## Task objective
Gather each line containing the string "Caps" from these entries.

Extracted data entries
○ ○ ○

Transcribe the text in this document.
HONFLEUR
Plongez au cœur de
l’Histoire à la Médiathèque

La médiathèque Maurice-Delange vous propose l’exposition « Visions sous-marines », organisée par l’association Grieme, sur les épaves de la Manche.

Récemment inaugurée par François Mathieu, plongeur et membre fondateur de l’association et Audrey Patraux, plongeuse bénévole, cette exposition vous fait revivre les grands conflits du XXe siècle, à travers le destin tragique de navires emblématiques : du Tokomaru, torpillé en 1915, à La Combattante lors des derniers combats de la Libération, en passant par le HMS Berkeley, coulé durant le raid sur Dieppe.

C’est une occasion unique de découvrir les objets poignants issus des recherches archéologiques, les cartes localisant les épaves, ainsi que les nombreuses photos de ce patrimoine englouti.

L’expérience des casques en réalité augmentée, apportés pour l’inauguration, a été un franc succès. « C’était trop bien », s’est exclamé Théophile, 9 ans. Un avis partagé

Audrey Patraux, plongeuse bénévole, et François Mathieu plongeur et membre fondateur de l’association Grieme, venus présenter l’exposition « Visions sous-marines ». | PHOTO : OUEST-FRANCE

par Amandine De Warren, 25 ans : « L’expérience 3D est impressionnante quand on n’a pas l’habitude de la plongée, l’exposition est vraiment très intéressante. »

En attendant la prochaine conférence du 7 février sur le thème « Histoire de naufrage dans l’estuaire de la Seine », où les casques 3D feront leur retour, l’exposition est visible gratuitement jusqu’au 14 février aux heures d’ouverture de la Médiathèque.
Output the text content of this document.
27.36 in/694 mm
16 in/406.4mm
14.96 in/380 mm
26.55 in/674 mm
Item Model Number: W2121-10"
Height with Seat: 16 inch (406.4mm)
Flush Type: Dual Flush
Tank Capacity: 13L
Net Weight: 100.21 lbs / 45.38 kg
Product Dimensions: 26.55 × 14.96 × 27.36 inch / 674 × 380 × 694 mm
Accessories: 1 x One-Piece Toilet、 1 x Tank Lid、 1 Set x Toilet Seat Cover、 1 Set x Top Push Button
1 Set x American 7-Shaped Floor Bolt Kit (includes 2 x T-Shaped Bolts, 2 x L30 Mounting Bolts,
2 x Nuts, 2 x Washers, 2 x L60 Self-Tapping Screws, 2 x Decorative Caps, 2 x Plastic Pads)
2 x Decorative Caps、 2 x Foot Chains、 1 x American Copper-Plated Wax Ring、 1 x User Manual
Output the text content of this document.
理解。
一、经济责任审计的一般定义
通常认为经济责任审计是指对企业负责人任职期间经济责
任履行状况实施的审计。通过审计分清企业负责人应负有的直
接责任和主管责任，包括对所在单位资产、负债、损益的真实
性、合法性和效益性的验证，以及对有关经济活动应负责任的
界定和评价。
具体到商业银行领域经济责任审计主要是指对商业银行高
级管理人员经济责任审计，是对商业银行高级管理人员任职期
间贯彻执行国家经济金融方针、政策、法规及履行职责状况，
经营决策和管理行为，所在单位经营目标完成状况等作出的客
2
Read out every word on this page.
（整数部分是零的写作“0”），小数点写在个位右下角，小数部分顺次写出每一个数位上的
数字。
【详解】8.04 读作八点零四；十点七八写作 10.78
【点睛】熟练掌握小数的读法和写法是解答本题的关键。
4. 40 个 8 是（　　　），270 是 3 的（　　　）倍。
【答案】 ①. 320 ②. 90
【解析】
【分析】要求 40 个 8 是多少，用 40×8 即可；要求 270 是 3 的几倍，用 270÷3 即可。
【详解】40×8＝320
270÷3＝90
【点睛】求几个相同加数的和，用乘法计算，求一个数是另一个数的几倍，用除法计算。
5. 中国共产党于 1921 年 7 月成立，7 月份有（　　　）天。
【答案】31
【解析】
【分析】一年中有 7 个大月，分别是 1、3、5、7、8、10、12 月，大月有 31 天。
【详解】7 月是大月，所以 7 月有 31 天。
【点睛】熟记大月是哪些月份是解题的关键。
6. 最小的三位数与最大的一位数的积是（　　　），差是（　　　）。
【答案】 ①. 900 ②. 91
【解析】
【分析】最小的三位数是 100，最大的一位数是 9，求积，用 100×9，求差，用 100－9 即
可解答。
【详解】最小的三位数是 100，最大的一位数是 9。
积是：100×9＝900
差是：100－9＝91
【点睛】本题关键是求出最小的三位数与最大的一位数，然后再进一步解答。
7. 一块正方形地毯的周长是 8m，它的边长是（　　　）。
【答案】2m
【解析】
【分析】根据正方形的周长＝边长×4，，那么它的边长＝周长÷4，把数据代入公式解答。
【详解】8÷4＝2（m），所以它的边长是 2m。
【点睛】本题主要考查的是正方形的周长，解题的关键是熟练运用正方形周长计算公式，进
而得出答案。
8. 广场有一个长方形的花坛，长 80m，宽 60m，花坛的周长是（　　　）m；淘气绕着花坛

○ ○ ○

## Worked answer
2 x Nuts, 2 x Washers, 2 x L60 Self-Tapping Screws, 2 x Decorative Caps, 2 x Plastic Pads)
2 x Decorative Caps、 2 x Foot Chains、 1 x American Copper-Plated Wax Ring、 1 x User Manual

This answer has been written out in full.